## BEGIN SUPPLIED RECORDS

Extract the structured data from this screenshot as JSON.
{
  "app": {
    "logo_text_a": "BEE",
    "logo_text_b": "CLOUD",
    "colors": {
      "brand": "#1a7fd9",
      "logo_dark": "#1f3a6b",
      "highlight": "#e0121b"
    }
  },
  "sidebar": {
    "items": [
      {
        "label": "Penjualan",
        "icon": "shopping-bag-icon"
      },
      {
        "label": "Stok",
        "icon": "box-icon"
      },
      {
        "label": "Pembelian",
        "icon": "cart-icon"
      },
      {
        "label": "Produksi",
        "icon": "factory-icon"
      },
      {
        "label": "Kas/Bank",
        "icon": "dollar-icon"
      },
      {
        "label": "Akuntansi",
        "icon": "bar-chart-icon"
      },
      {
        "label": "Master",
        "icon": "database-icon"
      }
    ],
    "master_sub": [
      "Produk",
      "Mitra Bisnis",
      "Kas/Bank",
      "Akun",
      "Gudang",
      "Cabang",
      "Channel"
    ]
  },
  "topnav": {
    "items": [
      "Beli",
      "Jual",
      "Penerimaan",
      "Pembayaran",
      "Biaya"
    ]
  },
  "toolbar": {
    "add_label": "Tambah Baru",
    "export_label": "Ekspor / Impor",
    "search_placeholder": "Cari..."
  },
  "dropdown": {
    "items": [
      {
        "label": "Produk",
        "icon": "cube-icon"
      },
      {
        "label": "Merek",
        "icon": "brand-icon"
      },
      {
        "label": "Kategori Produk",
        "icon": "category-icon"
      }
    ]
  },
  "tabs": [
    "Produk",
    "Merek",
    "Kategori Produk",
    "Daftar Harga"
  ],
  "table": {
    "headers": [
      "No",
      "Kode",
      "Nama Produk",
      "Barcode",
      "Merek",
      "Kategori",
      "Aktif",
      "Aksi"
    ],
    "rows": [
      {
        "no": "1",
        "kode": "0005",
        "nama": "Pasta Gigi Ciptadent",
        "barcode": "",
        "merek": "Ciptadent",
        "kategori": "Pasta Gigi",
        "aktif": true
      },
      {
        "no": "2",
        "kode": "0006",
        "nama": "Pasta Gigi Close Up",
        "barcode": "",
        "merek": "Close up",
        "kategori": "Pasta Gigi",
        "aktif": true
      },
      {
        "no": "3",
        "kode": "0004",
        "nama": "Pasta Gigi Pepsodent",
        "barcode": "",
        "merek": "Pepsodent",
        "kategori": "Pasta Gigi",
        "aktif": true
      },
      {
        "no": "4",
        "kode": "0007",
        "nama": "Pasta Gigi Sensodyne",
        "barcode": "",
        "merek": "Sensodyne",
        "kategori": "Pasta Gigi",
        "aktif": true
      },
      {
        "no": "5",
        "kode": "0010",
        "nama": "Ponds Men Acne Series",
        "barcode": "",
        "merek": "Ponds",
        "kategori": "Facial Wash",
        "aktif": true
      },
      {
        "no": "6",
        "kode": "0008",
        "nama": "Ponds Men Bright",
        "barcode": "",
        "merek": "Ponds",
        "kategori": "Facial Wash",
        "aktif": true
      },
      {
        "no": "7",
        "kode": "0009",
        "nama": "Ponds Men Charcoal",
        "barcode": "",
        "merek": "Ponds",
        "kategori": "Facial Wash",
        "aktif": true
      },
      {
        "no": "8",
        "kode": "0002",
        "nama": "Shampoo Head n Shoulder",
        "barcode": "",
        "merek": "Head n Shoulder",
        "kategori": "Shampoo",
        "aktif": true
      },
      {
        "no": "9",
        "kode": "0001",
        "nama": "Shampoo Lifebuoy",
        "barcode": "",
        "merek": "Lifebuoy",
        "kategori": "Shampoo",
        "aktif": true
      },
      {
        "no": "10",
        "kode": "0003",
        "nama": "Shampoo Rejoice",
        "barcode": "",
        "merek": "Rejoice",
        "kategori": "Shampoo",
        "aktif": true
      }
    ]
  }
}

## END SUPPLIED RECORDS

Output the entries verbatim.

RESULT OF THE TASK:
Extract the structured data from this screenshot as JSON.
{
  "app": {
    "logo_text_a": "BEE",
    "logo_text_b": "CLOUD",
    "colors": {
      "brand": "#1a7fd9",
      "logo_dark": "#1f3a6b",
      "highlight": "#e0121b"
    }
  },
  "sidebar": {
    "items": [
      {
        "label": "Penjualan",
        "icon": "shopping-bag-icon"
      },
      {
        "label": "Stok",
        "icon": "box-icon"
      },
      {
        "label": "Pembelian",
        "icon": "cart-icon"
      },
      {
        "label": "Produksi",
        "icon": "factory-icon"
      },
      {
        "label": "Kas/Bank",
        "icon": "dollar-icon"
      },
      {
        "label": "Akuntansi",
        "icon": "bar-chart-icon"
      },
      {
        "label": "Master",
        "icon": "database-icon"
      }
    ],
    "master_sub": [
      "Produk",
      "Mitra Bisnis",
      "Kas/Bank",
      "Akun",
      "Gudang",
      "Cabang",
      "Channel"
    ]
  },
  "topnav": {
    "items": [
      "Beli",
      "Jual",
      "Penerimaan",
      "Pembayaran",
      "Biaya"
    ]
  },
  "toolbar": {
    "add_label": "Tambah Baru",
    "export_label": "Ekspor / Impor",
    "search_placeholder": "Cari..."
  },
  "dropdown": {
    "items": [
      {
        "label": "Produk",
        "icon": "cube-icon"
      },
      {
        "label": "Merek",
        "icon": "brand-icon"
      },
      {
        "label": "Kategori Produk",
        "icon": "category-icon"
      }
    ]
  },
  "tabs": [
    "Produk",
    "Merek",
    "Kategori Produk",
    "Daftar Harga"
  ],
  "table": {
    "headers": [
      "No",
      "Kode",
      "Nama Produk",
      "Barcode",
      "Merek",
      "Kategori",
      "Aktif",
      "Aksi"
    ],
    "rows": [
      {
        "no": "1",
        "kode": "0005",
        "nama": "Pasta Gigi Ciptadent",
        "barcode": "",
        "merek": "Ciptadent",
        "kategori": "Pasta Gigi",
        "aktif": true
      },
      {
        "no": "2",
        "kode": "0006",
        "nama": "Pasta Gigi Close Up",
        "barcode": "",
        "merek": "Close up",
        "kategori": "Pasta Gigi",
        "aktif": true
      },
      {
        "no": "3",
        "kode": "0004",
        "nama": "Pasta Gigi Pepsodent",
        "barcode": "",
        "merek": "Pepsodent",
        "kategori": "Pasta Gigi",
        "aktif": true
      },
      {
        "no": "4",
        "kode": "0007",
        "nama": "Pasta Gigi Sensodyne",
        "barcode": "",
        "merek": "Sensodyne",
        "kategori": "Pasta Gigi",
        "aktif": true
      },
      {
        "no": "5",
        "kode": "0010",
        "nama": "Ponds Men Acne Series",
        "barcode": "",
        "merek": "Ponds",
        "kategori": "Facial Wash",
        "aktif": true
      },
      {
        "no": "6",
        "kode": "0008",
        "nama": "Ponds Men Bright",
        "barcode": "",
        "merek": "Ponds",
        "kategori": "Facial Wash",
        "aktif": true
      },
      {
        "no": "7",
        "kode": "0009",
        "nama": "Ponds Men Charcoal",
        "barcode": "",
        "merek": "Ponds",
        "kategori": "Facial Wash",
        "aktif": true
      },
      {
        "no": "8",
        "kode": "0002",
        "nama": "Shampoo Head n Shoulder",
        "barcode": "",
        "merek": "Head n Shoulder",
        "kategori": "Shampoo",
        "aktif": true
      },
      {
        "no": "9",
        "kode": "0001",
        "nama": "Shampoo Lifebuoy",
        "barcode": "",
        "merek": "Lifebuoy",
        "kategori": "Shampoo",
        "aktif": true
      },
      {
        "no": "10",
        "kode": "0003",
        "nama": "Shampoo Rejoice",
        "barcode": "",
        "merek": "Rejoice",
        "kategori": "Shampoo",
        "aktif": true
      }
    ]
  }
}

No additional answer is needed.